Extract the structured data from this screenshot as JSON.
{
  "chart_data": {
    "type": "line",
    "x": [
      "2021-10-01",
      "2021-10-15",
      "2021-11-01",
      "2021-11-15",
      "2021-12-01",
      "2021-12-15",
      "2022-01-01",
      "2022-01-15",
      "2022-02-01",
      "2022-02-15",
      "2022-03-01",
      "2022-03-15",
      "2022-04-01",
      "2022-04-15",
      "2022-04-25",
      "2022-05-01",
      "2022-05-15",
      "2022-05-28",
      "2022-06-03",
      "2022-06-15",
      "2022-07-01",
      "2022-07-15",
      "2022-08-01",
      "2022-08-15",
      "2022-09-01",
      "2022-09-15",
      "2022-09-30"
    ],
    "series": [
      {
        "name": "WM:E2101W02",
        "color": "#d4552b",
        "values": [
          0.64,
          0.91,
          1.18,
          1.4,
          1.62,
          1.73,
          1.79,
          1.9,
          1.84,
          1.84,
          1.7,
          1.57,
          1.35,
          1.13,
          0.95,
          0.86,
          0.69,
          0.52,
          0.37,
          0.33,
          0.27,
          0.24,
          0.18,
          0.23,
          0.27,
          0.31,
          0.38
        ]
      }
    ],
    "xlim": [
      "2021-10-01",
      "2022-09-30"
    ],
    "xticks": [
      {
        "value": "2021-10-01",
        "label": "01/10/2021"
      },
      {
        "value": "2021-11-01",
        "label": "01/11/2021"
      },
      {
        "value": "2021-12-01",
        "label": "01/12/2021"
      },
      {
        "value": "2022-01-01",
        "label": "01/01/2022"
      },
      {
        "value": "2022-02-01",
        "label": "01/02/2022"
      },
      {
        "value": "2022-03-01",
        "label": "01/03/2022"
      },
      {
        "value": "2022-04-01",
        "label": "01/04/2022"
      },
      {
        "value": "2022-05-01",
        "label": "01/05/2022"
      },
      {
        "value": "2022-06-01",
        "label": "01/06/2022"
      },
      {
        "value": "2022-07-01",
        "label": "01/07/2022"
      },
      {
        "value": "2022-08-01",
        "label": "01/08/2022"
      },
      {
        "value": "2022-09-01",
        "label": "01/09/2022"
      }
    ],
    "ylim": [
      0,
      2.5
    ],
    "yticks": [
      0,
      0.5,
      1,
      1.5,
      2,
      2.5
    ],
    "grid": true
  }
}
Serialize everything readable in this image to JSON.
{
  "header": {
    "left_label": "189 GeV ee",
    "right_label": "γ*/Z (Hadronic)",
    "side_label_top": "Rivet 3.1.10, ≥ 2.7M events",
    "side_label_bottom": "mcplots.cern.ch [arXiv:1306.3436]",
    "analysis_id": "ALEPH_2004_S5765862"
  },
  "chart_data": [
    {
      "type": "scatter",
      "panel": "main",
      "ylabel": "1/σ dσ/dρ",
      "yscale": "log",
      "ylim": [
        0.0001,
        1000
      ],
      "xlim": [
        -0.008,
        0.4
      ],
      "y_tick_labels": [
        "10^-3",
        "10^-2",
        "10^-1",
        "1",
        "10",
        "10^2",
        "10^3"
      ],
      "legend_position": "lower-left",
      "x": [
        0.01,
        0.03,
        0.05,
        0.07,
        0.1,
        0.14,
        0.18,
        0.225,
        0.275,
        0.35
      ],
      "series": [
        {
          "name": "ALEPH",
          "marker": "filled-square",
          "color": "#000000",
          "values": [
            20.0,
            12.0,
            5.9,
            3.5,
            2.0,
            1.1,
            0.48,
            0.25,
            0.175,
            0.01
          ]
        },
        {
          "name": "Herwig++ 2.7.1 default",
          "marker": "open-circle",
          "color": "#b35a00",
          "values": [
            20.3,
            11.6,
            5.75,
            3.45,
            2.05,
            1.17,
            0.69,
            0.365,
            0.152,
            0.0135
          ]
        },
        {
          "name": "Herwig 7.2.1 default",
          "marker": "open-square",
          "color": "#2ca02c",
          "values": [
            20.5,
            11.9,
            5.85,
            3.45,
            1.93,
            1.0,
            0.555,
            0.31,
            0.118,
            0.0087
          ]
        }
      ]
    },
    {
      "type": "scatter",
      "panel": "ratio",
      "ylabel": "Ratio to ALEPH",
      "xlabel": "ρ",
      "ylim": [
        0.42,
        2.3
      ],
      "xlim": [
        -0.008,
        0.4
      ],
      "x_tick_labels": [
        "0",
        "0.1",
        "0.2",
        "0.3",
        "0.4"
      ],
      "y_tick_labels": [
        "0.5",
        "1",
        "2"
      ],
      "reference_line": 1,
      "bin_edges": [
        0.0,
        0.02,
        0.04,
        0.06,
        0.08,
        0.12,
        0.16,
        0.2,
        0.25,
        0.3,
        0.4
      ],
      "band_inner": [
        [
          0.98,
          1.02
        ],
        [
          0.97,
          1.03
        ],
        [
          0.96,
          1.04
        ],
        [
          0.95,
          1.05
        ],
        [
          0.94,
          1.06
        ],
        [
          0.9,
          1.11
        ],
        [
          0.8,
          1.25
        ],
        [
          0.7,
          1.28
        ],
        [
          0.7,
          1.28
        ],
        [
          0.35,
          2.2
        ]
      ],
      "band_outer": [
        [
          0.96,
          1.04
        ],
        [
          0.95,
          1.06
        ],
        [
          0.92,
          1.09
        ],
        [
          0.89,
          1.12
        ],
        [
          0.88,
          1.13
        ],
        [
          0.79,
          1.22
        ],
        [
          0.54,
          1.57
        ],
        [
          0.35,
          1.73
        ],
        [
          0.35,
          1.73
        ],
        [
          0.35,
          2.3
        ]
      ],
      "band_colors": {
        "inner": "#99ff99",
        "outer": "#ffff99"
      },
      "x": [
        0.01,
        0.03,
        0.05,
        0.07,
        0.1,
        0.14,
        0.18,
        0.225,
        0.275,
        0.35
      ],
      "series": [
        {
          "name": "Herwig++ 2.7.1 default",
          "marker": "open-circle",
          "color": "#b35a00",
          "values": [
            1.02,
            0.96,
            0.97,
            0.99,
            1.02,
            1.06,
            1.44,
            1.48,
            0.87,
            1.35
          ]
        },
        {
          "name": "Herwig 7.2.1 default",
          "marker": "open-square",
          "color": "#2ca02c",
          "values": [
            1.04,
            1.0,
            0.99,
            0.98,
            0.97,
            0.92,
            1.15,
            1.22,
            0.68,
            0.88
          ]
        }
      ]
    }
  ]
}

= WHAT IS NEEDED =
Write out every line exactly as it stands.

= EXERCISE SOLUTION =
Extract the structured data from this screenshot as JSON.
{
  "chart_data": {
    "type": "line",
    "x": [
      "2021-10-01",
      "2021-10-15",
      "2021-11-01",
      "2021-11-15",
      "2021-12-01",
      "2021-12-15",
      "2022-01-01",
      "2022-01-15",
      "2022-02-01",
      "2022-02-15",
      "2022-03-01",
      "2022-03-15",
      "2022-04-01",
      "2022-04-15",
      "2022-04-25",
      "2022-05-01",
      "2022-05-15",
      "2022-05-28",
      "2022-06-03",
      "2022-06-15",
      "2022-07-01",
      "2022-07-15",
      "2022-08-01",
      "2022-08-15",
      "2022-09-01",
      "2022-09-15",
      "2022-09-30"
    ],
    "series": [
      {
        "name": "WM:E2101W02",
        "color": "#d4552b",
        "values": [
          0.64,
          0.91,
          1.18,
          1.4,
          1.62,
          1.73,
          1.79,
          1.9,
          1.84,
          1.84,
          1.7,
          1.57,
          1.35,
          1.13,
          0.95,
          0.86,
          0.69,
          0.52,
          0.37,
          0.33,
          0.27,
          0.24,
          0.18,
          0.23,
          0.27,
          0.31,
          0.38
        ]
      }
    ],
    "xlim": [
      "2021-10-01",
      "2022-09-30"
    ],
    "xticks": [
      {
        "value": "2021-10-01",
        "label": "01/10/2021"
      },
      {
        "value": "2021-11-01",
        "label": "01/11/2021"
      },
      {
        "value": "2021-12-01",
        "label": "01/12/2021"
      },
      {
        "value": "2022-01-01",
        "label": "01/01/2022"
      },
      {
        "value": "2022-02-01",
        "label": "01/02/2022"
      },
      {
        "value": "2022-03-01",
        "label": "01/03/2022"
      },
      {
        "value": "2022-04-01",
        "label": "01/04/2022"
      },
      {
        "value": "2022-05-01",
        "label": "01/05/2022"
      },
      {
        "value": "2022-06-01",
        "label": "01/06/2022"
      },
      {
        "value": "2022-07-01",
        "label": "01/07/2022"
      },
      {
        "value": "2022-08-01",
        "label": "01/08/2022"
      },
      {
        "value": "2022-09-01",
        "label": "01/09/2022"
      }
    ],
    "ylim": [
      0,
      2.5
    ],
    "yticks": [
      0,
      0.5,
      1,
      1.5,
      2,
      2.5
    ],
    "grid": true
  }
}
Serialize everything readable in this image to JSON.
{
  "header": {
    "left_label": "189 GeV ee",
    "right_label": "γ*/Z (Hadronic)",
    "side_label_top": "Rivet 3.1.10, ≥ 2.7M events",
    "side_label_bottom": "mcplots.cern.ch [arXiv:1306.3436]",
    "analysis_id": "ALEPH_2004_S5765862"
  },
  "chart_data": [
    {
      "type": "scatter",
      "panel": "main",
      "ylabel": "1/σ dσ/dρ",
      "yscale": "log",
      "ylim": [
        0.0001,
        1000
      ],
      "xlim": [
        -0.008,
        0.4
      ],
      "y_tick_labels": [
        "10^-3",
        "10^-2",
        "10^-1",
        "1",
        "10",
        "10^2",
        "10^3"
      ],
      "legend_position": "lower-left",
      "x": [
        0.01,
        0.03,
        0.05,
        0.07,
        0.1,
        0.14,
        0.18,
        0.225,
        0.275,
        0.35
      ],
      "series": [
        {
          "name": "ALEPH",
          "marker": "filled-square",
          "color": "#000000",
          "values": [
            20.0,
            12.0,
            5.9,
            3.5,
            2.0,
            1.1,
            0.48,
            0.25,
            0.175,
            0.01
          ]
        },
        {
          "name": "Herwig++ 2.7.1 default",
          "marker": "open-circle",
          "color": "#b35a00",
          "values": [
            20.3,
            11.6,
            5.75,
            3.45,
            2.05,
            1.17,
            0.69,
            0.365,
            0.152,
            0.0135
          ]
        },
        {
          "name": "Herwig 7.2.1 default",
          "marker": "open-square",
          "color": "#2ca02c",
          "values": [
            20.5,
            11.9,
            5.85,
            3.45,
            1.93,
            1.0,
            0.555,
            0.31,
            0.118,
            0.0087
          ]
        }
      ]
    },
    {
      "type": "scatter",
      "panel": "ratio",
      "ylabel": "Ratio to ALEPH",
      "xlabel": "ρ",
      "ylim": [
        0.42,
        2.3
      ],
      "xlim": [
        -0.008,
        0.4
      ],
      "x_tick_labels": [
        "0",
        "0.1",
        "0.2",
        "0.3",
        "0.4"
      ],
      "y_tick_labels": [
        "0.5",
        "1",
        "2"
      ],
      "reference_line": 1,
      "bin_edges": [
        0.0,
        0.02,
        0.04,
        0.06,
        0.08,
        0.12,
        0.16,
        0.2,
        0.25,
        0.3,
        0.4
      ],
      "band_inner": [
        [
          0.98,
          1.02
        ],
        [
          0.97,
          1.03
        ],
        [
          0.96,
          1.04
        ],
        [
          0.95,
          1.05
        ],
        [
          0.94,
          1.06
        ],
        [
          0.9,
          1.11
        ],
        [
          0.8,
          1.25
        ],
        [
          0.7,
          1.28
        ],
        [
          0.7,
          1.28
        ],
        [
          0.35,
          2.2
        ]
      ],
      "band_outer": [
        [
          0.96,
          1.04
        ],
        [
          0.95,
          1.06
        ],
        [
          0.92,
          1.09
        ],
        [
          0.89,
          1.12
        ],
        [
          0.88,
          1.13
        ],
        [
          0.79,
          1.22
        ],
        [
          0.54,
          1.57
        ],
        [
          0.35,
          1.73
        ],
        [
          0.35,
          1.73
        ],
        [
          0.35,
          2.3
        ]
      ],
      "band_colors": {
        "inner": "#99ff99",
        "outer": "#ffff99"
      },
      "x": [
        0.01,
        0.03,
        0.05,
        0.07,
        0.1,
        0.14,
        0.18,
        0.225,
        0.275,
        0.35
      ],
      "series": [
        {
          "name": "Herwig++ 2.7.1 default",
          "marker": "open-circle",
          "color": "#b35a00",
          "values": [
            1.02,
            0.96,
            0.97,
            0.99,
            1.02,
            1.06,
            1.44,
            1.48,
            0.87,
            1.35
          ]
        },
        {
          "name": "Herwig 7.2.1 default",
          "marker": "open-square",
          "color": "#2ca02c",
          "values": [
            1.04,
            1.0,
            0.99,
            0.98,
            0.97,
            0.92,
            1.15,
            1.22,
            0.68,
            0.88
          ]
        }
      ]
    }
  ]
}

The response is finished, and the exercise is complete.